== Goal of the exercise ==
Return only the number of lines in the entries below that hold the word "trunk".

== Listed entries ==
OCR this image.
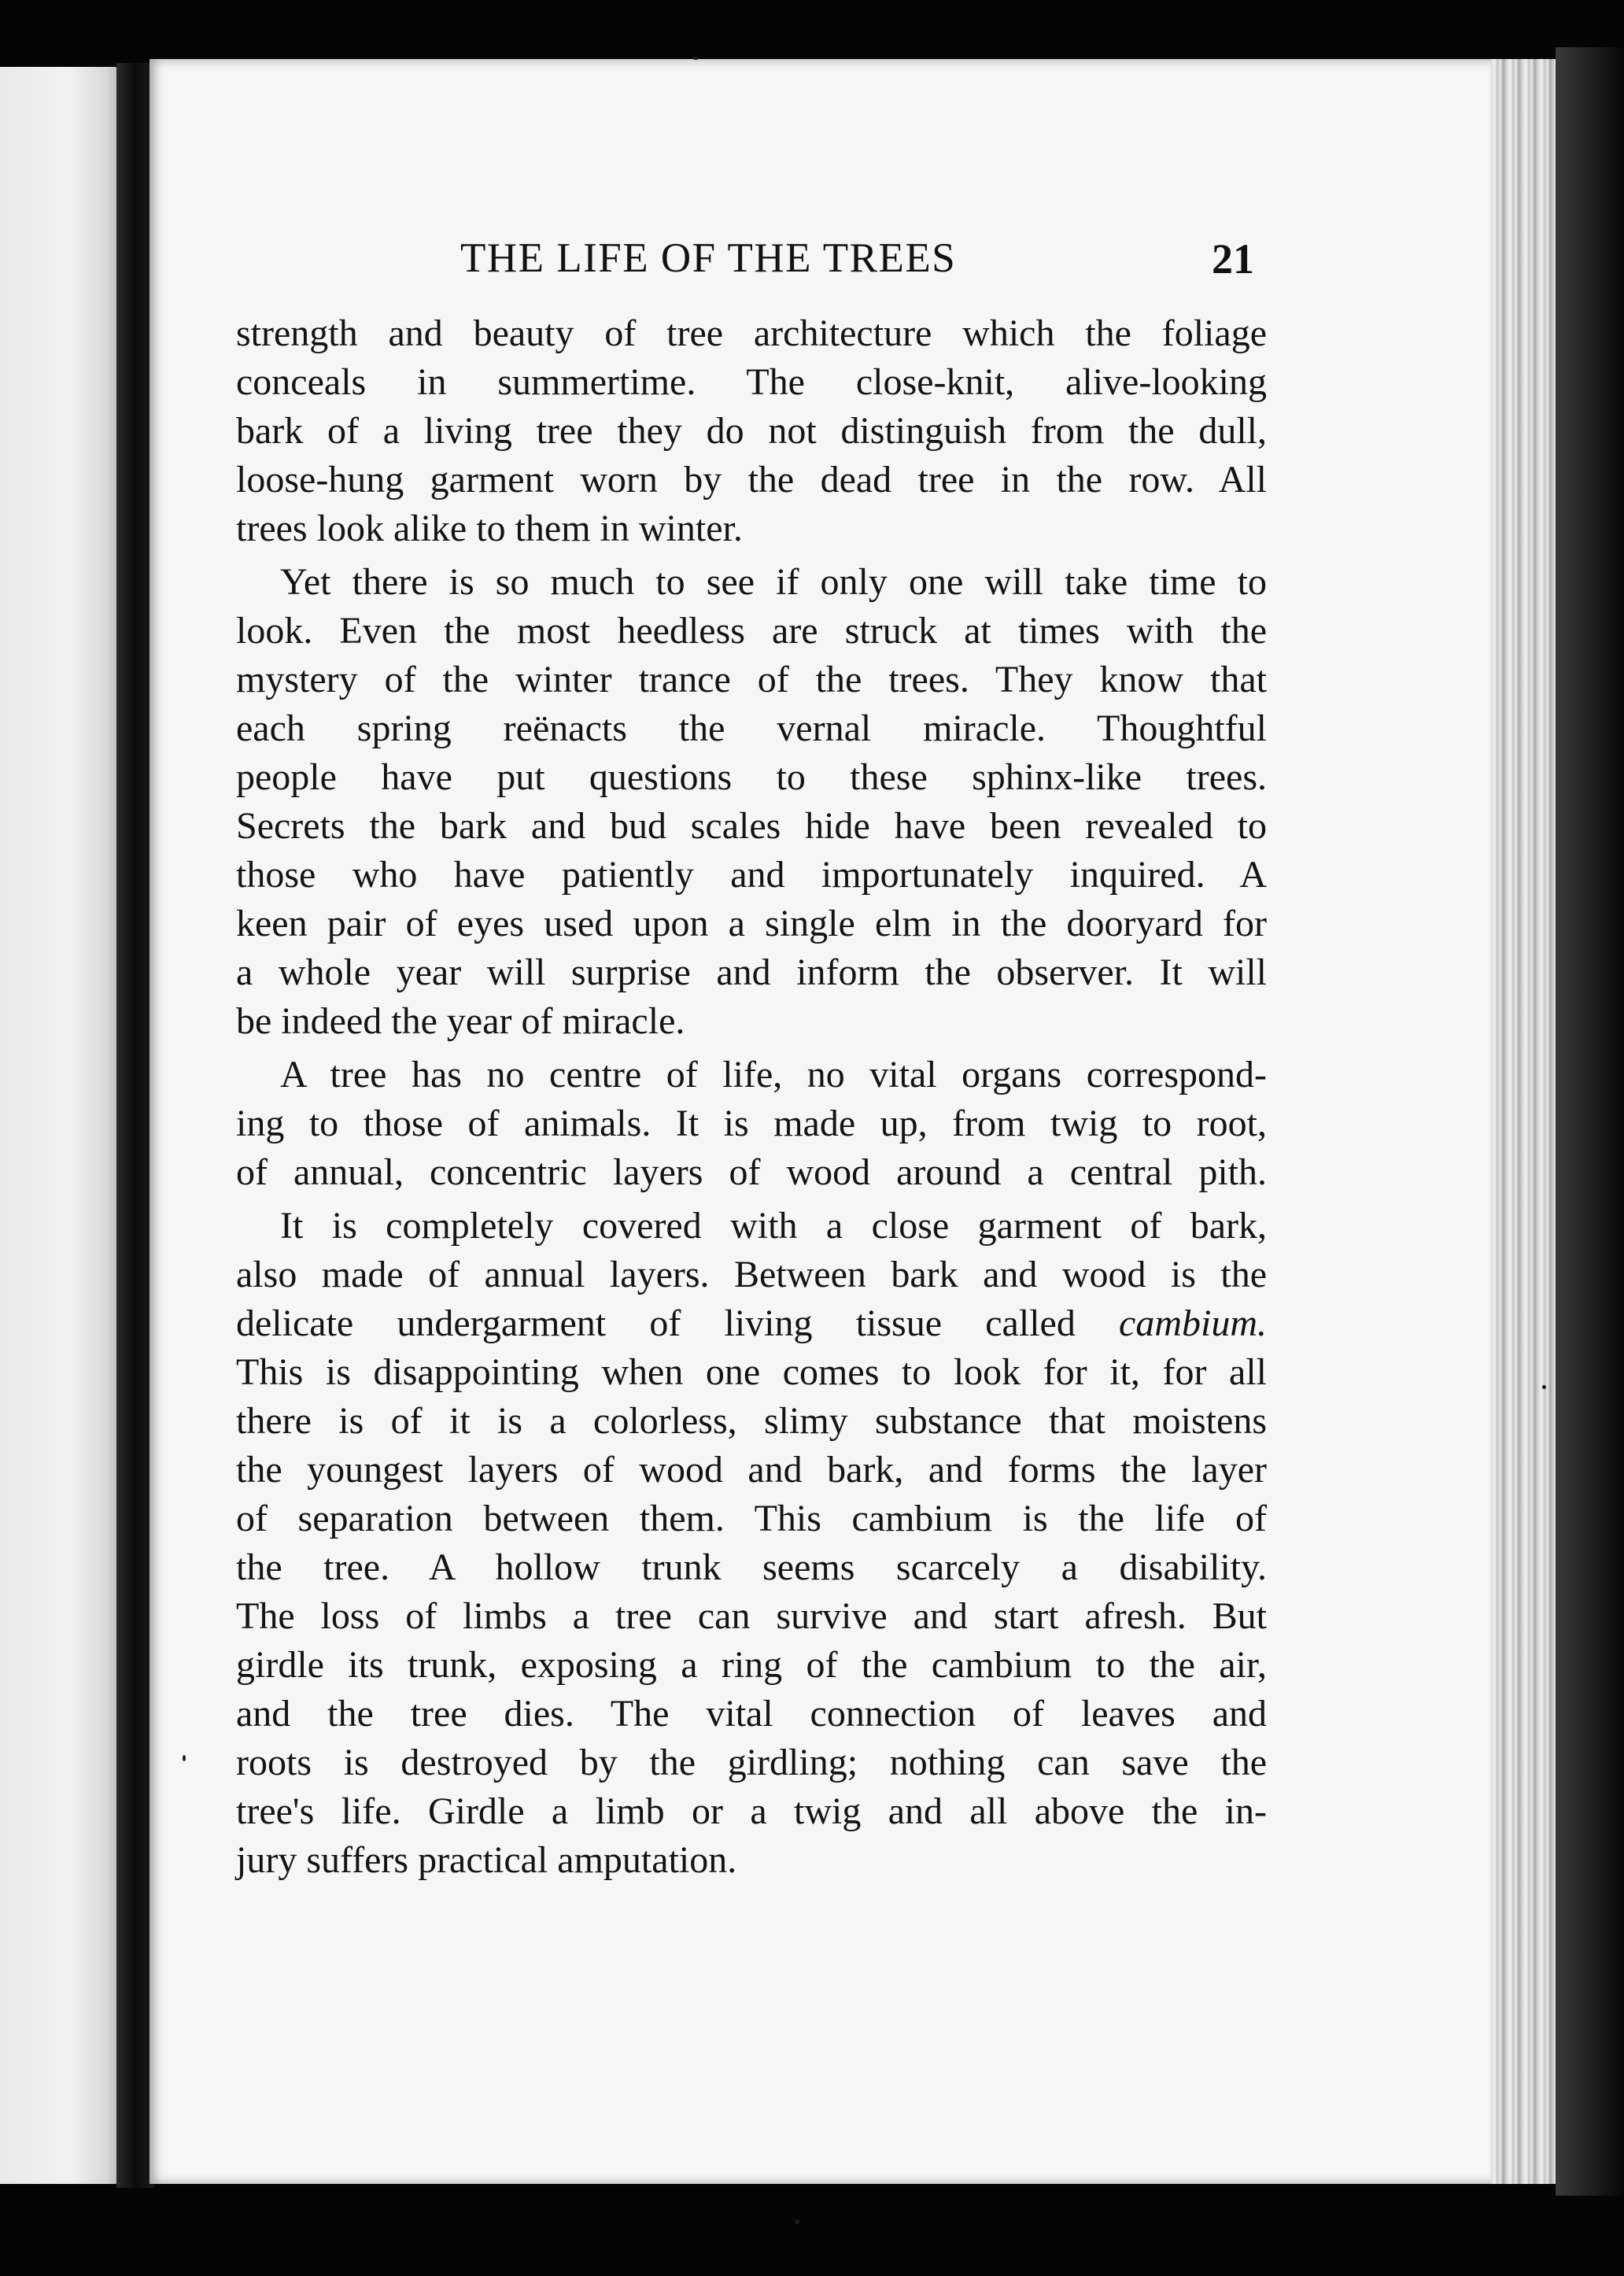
THE LIFE OF THE TREES	21
strength and beauty of tree architecture which the foliage
conceals in summertime. The close-knit, alive-looking
bark of a living tree they do not distinguish from the dull,
loose-hung garment worn by the dead tree in the row. All
trees look alike to them in winter.
Yet there is so much to see if only one will take time to
look. Even the most heedless are struck at times with the
mystery of the winter trance of the trees. They know that
each spring reënacts the vernal miracle. Thoughtful
people have put questions to these sphinx-like trees.
Secrets the bark and bud scales hide have been revealed to
those who have patiently and importunately inquired. A
keen pair of eyes used upon a single elm in the dooryard for
a whole year will surprise and inform the observer. It will
be indeed the year of miracle.
A tree has no centre of life, no vital organs correspond-
ing to those of animals. It is made up, from twig to root,
of annual, concentric layers of wood around a central pith.
It is completely covered with a close garment of bark,
also made of annual layers. Between bark and wood is the
delicate undergarment of living tissue called cambium.
This is disappointing when one comes to look for it, for all
there is of it is a colorless, slimy substance that moistens
the youngest layers of wood and bark, and forms the layer
of separation between them. This cambium is the life of
the tree. A hollow trunk seems scarcely a disability.
The loss of limbs a tree can survive and start afresh. But
girdle its trunk, exposing a ring of the cambium to the air,
and the tree dies. The vital connection of leaves and
roots is destroyed by the girdling; nothing can save the
tree's life. Girdle a limb or a twig and all above the in-
jury suffers practical amputation.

== Solution to the problem ==
2